## PROBLEM STATEMENT
For each line in the data below that holds "irrelevant", return a copy.

## Items from a data source
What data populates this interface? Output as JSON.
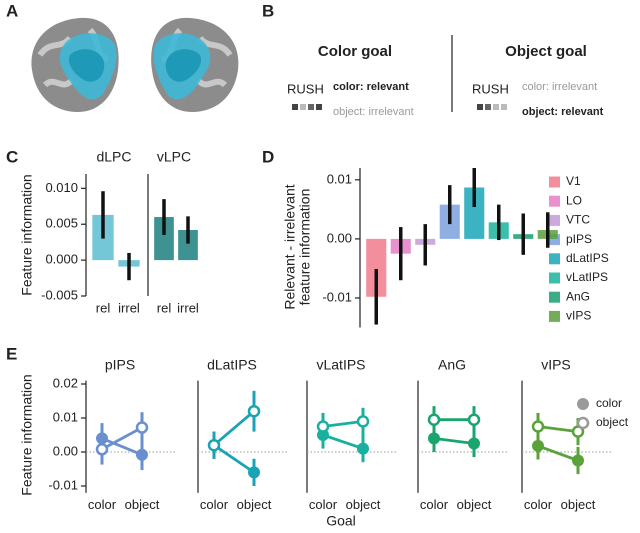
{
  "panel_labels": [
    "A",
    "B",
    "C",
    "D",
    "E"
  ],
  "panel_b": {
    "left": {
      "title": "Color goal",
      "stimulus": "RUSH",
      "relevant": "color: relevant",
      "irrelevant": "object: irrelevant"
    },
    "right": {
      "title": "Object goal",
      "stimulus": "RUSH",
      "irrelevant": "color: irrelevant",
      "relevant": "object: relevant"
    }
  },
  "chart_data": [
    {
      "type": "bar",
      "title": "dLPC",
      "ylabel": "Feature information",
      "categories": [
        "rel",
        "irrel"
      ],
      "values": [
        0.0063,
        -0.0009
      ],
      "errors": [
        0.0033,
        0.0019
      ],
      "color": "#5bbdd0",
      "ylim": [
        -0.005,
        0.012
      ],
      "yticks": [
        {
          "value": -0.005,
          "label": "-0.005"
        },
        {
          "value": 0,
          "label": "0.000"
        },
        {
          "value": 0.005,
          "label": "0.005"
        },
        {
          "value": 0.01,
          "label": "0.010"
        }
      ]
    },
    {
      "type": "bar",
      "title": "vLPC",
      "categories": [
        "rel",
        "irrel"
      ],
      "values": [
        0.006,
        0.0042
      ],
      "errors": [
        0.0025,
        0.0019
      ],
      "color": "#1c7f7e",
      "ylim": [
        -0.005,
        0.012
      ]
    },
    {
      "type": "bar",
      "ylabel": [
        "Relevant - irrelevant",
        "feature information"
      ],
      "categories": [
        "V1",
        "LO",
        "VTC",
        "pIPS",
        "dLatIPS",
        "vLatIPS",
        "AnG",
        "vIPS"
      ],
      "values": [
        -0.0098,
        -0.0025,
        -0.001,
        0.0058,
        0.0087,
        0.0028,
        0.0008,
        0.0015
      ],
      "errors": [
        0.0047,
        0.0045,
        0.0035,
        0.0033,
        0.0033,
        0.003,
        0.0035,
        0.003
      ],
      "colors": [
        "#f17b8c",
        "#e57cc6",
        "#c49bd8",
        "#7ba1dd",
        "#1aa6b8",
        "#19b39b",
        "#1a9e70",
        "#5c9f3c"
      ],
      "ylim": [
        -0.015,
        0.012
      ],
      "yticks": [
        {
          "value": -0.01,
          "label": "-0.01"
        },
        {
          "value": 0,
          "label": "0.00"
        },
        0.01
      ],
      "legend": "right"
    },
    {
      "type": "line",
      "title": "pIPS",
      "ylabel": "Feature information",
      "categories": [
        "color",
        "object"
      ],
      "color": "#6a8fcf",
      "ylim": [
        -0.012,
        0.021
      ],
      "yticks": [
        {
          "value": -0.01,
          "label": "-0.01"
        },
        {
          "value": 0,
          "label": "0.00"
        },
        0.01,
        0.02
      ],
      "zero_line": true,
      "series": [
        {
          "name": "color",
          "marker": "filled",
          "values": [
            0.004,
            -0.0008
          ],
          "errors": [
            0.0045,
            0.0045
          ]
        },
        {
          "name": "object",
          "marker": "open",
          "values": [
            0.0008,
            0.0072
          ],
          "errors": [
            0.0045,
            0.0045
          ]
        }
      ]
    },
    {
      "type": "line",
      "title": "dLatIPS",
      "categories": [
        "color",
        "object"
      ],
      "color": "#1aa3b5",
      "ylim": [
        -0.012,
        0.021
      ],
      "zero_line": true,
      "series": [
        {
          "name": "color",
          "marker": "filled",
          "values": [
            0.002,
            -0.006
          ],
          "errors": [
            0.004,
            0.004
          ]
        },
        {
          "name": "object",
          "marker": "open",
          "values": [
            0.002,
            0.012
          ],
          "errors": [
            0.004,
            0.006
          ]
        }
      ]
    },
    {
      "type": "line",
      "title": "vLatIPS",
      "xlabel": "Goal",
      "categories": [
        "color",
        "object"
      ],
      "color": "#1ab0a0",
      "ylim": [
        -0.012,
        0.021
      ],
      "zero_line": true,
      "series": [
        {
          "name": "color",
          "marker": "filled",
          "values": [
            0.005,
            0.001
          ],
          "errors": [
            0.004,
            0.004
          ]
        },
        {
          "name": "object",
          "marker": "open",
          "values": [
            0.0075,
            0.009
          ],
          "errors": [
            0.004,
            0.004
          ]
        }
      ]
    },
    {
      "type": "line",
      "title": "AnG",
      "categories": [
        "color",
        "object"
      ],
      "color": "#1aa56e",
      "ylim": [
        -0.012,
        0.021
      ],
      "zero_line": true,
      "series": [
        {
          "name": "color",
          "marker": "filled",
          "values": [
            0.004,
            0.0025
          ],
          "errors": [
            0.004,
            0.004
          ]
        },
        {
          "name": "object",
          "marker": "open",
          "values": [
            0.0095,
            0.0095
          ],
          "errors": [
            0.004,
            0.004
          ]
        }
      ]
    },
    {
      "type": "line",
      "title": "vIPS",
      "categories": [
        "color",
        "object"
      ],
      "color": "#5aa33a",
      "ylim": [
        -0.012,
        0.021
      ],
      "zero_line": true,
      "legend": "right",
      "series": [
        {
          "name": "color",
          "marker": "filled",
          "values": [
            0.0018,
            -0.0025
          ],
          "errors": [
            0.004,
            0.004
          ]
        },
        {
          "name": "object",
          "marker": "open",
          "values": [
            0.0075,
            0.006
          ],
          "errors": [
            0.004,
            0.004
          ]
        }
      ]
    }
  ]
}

* * *

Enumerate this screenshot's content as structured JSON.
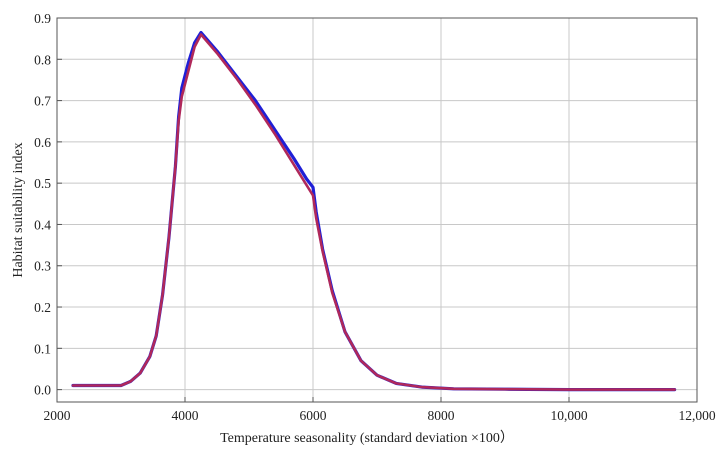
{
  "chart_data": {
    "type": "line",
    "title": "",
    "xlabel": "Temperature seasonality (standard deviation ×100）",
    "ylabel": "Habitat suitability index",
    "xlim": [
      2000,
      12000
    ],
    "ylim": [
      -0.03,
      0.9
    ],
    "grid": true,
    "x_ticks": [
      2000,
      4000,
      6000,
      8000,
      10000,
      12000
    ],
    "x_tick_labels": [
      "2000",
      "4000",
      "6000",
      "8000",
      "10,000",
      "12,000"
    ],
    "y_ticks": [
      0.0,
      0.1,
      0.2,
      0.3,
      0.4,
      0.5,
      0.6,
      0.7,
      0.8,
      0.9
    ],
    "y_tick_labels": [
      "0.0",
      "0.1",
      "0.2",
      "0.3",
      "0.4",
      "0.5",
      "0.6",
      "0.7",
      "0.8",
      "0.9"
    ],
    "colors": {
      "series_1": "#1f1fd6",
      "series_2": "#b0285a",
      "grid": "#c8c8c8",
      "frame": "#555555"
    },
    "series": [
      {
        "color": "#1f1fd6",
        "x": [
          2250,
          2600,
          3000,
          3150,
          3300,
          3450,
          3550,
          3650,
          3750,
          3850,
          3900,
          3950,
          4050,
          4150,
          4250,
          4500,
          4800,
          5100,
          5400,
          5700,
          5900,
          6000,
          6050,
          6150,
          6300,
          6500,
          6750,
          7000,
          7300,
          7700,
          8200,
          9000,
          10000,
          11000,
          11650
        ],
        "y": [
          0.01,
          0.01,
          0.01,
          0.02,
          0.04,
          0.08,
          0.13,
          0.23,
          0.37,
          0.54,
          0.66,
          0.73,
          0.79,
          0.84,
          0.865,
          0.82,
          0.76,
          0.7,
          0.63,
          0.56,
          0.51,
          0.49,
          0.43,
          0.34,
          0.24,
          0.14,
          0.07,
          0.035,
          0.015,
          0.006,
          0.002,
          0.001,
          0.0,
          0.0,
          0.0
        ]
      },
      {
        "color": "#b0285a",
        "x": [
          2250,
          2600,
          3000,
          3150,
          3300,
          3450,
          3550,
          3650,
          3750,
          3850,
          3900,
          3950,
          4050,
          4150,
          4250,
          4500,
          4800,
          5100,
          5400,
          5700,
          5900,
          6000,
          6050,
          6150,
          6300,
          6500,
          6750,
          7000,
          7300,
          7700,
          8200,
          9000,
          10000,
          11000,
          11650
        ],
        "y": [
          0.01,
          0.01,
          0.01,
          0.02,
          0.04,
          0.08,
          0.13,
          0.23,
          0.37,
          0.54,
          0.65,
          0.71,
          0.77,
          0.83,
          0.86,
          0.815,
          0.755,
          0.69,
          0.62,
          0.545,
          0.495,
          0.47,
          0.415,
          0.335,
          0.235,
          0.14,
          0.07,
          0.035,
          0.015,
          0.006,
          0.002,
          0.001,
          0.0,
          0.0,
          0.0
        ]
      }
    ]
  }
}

---

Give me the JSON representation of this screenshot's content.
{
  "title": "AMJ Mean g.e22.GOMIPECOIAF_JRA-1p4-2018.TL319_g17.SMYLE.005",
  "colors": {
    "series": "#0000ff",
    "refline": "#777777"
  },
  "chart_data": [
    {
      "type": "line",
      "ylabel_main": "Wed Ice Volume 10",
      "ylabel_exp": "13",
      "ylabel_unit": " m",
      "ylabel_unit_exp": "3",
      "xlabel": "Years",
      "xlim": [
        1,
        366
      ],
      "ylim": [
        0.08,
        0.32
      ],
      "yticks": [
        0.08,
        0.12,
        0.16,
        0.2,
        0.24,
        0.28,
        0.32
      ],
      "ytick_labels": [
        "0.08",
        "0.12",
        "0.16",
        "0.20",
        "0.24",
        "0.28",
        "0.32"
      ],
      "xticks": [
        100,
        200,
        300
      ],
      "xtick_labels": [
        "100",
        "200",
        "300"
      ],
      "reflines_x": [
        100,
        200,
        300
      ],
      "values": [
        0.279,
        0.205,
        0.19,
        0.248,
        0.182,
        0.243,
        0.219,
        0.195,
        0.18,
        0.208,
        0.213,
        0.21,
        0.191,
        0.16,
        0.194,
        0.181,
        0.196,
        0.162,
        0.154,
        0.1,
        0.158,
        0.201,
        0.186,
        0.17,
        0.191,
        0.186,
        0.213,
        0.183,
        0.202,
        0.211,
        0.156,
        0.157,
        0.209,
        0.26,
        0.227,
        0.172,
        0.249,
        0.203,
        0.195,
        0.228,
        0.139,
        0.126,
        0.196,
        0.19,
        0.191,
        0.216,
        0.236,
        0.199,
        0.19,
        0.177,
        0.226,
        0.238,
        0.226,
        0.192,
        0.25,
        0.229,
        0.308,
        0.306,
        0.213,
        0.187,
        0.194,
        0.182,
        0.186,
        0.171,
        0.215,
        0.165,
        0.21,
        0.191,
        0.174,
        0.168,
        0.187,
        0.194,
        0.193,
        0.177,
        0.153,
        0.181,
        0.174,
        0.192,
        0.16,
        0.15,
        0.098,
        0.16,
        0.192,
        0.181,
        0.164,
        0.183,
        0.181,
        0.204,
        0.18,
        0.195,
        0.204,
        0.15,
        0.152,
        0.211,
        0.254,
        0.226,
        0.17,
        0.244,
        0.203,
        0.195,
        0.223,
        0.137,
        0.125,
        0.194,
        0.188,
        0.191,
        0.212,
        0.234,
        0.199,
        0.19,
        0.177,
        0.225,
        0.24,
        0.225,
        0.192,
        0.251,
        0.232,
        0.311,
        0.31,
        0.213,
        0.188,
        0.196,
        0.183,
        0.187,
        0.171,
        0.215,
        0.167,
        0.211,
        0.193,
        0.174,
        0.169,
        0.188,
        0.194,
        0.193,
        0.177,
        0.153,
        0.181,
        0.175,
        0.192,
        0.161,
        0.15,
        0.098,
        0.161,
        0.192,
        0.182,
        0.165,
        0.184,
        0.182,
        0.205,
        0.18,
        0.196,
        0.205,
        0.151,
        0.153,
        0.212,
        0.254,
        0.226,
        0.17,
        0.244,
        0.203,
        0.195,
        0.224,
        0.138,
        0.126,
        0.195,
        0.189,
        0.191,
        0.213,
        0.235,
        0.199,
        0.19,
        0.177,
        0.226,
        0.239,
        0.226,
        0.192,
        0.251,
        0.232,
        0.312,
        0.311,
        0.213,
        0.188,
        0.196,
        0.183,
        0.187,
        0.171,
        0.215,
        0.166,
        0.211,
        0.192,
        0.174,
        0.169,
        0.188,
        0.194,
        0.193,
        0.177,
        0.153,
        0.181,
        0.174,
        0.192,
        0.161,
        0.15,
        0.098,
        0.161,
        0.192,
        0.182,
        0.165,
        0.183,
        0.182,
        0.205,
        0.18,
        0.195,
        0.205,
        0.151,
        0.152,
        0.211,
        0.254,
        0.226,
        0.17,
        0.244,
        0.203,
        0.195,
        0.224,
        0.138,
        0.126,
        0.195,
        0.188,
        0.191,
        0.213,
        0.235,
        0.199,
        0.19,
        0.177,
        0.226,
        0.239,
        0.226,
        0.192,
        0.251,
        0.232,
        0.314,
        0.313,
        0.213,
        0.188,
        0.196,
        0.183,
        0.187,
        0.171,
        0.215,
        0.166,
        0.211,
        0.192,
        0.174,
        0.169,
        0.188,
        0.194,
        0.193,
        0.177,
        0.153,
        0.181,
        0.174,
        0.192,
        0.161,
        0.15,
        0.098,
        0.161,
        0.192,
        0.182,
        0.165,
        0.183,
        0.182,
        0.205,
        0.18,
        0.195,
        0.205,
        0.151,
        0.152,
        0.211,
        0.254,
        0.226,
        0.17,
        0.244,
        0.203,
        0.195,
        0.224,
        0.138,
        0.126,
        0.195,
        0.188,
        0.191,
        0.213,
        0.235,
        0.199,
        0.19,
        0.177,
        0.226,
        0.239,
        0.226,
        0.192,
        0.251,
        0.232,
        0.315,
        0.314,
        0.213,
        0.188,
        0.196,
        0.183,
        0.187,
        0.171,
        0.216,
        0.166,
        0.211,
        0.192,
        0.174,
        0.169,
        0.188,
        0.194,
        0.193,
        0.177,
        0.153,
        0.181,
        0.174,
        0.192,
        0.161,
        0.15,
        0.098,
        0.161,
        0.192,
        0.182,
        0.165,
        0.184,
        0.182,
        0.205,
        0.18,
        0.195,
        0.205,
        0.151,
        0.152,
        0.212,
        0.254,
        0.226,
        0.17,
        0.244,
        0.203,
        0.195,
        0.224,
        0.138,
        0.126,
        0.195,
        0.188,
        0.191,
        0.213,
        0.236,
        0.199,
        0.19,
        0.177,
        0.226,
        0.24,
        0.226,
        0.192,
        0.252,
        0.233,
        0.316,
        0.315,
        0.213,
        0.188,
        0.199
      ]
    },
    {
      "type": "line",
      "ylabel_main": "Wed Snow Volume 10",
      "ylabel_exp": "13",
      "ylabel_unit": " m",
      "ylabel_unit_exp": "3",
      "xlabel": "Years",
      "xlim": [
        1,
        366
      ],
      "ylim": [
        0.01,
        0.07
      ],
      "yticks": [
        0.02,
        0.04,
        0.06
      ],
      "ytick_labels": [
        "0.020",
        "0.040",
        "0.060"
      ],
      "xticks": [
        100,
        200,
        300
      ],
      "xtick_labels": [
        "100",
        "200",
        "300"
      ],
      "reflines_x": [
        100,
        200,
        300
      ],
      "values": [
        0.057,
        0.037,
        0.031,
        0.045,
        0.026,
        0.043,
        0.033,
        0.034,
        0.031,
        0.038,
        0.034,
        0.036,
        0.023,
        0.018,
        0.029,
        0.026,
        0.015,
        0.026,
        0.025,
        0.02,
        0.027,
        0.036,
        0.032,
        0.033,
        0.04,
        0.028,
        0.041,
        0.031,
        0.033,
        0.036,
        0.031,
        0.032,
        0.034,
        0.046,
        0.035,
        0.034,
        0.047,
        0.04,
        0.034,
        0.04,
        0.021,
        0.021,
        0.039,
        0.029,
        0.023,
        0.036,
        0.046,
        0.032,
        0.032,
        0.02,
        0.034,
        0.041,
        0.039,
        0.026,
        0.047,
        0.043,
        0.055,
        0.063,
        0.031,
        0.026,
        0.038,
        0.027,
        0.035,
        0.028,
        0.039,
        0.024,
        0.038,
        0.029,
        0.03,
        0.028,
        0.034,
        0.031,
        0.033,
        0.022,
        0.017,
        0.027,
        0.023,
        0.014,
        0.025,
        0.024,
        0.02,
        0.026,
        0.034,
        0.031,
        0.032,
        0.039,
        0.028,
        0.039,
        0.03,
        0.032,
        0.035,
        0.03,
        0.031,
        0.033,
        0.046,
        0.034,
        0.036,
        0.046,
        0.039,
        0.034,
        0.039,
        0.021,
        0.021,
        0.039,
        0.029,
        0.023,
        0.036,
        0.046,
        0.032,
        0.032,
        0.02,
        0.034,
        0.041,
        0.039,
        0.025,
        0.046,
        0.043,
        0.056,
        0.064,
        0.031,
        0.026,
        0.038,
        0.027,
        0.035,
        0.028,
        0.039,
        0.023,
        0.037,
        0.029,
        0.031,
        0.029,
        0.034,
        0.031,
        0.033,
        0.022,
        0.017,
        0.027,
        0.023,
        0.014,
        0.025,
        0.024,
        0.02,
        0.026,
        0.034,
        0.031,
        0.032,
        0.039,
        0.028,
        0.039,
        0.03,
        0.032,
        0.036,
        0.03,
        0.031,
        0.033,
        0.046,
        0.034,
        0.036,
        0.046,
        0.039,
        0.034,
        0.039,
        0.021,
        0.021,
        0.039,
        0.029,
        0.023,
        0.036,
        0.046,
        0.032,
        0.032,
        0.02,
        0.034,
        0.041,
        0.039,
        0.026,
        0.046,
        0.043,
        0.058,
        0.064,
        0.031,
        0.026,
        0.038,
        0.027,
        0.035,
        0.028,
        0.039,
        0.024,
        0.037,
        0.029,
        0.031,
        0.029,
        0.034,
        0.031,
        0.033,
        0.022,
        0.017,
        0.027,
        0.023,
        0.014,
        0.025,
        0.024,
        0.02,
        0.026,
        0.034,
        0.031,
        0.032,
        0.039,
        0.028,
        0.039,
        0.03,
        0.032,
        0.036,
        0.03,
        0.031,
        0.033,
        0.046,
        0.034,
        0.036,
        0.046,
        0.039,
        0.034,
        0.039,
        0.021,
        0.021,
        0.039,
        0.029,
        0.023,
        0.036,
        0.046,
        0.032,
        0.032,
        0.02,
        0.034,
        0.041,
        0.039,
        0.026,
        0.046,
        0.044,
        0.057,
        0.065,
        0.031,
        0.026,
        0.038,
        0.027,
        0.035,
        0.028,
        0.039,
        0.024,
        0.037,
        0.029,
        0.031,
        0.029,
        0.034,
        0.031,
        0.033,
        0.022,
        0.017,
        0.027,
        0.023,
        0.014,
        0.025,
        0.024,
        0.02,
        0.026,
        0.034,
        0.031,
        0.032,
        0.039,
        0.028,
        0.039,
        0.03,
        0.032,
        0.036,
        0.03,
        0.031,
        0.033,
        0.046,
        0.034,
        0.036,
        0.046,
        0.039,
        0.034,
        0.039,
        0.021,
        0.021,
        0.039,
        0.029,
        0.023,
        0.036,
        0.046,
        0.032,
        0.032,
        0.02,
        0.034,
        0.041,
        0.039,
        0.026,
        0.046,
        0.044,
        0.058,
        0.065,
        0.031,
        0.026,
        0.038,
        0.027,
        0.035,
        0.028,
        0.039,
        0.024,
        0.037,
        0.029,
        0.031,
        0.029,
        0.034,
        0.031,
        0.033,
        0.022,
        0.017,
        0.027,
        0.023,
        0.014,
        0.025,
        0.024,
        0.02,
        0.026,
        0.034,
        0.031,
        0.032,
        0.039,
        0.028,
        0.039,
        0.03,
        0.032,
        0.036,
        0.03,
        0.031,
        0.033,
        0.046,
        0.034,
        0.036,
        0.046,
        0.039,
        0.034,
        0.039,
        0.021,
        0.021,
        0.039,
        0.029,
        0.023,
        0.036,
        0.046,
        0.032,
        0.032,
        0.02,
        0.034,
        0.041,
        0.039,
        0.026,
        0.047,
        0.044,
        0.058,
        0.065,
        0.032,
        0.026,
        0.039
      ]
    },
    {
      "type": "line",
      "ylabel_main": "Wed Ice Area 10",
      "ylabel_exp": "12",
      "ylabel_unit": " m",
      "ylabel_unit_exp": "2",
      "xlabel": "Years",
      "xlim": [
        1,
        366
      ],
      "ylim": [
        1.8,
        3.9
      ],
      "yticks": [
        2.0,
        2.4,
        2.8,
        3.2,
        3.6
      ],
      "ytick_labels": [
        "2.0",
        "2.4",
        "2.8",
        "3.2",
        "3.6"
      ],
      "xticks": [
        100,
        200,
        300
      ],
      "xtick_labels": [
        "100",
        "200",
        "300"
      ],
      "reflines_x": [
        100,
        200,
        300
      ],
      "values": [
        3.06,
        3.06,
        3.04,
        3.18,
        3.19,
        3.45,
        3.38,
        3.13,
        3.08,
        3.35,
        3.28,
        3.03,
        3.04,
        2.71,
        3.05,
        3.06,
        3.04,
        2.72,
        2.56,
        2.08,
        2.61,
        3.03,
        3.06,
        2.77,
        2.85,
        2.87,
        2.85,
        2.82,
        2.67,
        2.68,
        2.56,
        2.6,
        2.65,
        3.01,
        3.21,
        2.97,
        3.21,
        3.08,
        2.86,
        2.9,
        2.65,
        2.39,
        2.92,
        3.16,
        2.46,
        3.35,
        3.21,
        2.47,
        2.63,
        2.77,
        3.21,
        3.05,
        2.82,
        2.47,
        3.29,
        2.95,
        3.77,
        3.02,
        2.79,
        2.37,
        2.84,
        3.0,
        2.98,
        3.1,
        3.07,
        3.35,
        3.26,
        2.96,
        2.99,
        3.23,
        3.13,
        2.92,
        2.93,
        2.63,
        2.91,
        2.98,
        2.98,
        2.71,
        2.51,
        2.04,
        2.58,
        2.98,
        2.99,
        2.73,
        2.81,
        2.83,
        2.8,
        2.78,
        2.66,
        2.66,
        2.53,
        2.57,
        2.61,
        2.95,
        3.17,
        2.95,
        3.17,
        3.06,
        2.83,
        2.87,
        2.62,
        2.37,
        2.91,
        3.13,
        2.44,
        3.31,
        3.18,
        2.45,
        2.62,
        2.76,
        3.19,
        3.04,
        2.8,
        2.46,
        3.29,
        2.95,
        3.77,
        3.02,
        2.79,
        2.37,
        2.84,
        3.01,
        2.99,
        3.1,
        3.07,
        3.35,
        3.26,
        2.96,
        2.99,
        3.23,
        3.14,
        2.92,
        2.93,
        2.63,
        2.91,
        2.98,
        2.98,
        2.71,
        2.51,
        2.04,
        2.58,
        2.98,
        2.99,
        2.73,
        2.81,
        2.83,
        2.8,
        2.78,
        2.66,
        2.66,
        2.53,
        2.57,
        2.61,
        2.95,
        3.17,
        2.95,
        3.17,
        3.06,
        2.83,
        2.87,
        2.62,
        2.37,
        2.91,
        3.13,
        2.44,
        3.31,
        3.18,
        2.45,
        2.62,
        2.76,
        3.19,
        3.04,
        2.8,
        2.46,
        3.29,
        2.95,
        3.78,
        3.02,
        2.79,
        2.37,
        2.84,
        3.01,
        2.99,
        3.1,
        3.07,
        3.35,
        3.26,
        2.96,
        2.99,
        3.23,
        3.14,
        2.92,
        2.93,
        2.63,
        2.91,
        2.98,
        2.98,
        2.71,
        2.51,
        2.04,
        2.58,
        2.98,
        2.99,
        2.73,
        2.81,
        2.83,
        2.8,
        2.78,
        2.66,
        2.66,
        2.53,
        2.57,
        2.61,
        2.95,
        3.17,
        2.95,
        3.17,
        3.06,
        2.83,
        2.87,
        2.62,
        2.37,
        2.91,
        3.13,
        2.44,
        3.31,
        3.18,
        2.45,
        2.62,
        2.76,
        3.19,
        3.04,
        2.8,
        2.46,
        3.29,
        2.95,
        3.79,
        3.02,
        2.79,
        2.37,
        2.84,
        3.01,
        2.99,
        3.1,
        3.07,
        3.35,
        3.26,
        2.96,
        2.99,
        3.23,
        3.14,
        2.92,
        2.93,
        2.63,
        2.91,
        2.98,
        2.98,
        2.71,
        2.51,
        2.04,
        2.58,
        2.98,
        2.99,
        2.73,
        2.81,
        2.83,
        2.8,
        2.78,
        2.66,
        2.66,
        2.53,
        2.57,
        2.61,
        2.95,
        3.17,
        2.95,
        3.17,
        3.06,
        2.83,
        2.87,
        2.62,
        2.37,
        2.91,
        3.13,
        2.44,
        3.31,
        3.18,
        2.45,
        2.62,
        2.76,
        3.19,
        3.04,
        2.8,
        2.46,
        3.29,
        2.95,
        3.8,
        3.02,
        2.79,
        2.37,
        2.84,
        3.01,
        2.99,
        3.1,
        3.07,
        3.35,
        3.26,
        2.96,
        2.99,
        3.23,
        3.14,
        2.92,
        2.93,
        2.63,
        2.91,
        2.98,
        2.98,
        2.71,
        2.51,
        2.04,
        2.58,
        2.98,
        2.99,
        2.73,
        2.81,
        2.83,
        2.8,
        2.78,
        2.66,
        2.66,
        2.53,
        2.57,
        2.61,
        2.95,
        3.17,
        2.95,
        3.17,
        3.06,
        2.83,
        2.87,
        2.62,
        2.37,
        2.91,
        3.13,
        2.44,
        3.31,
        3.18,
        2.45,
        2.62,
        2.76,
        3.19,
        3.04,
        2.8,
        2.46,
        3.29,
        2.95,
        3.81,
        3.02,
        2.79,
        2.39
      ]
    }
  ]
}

## EXERCISE SOLUTION
      "irrelevant": "object: irrelevant"
      "irrelevant": "color: irrelevant",
        "Relevant - irrelevant",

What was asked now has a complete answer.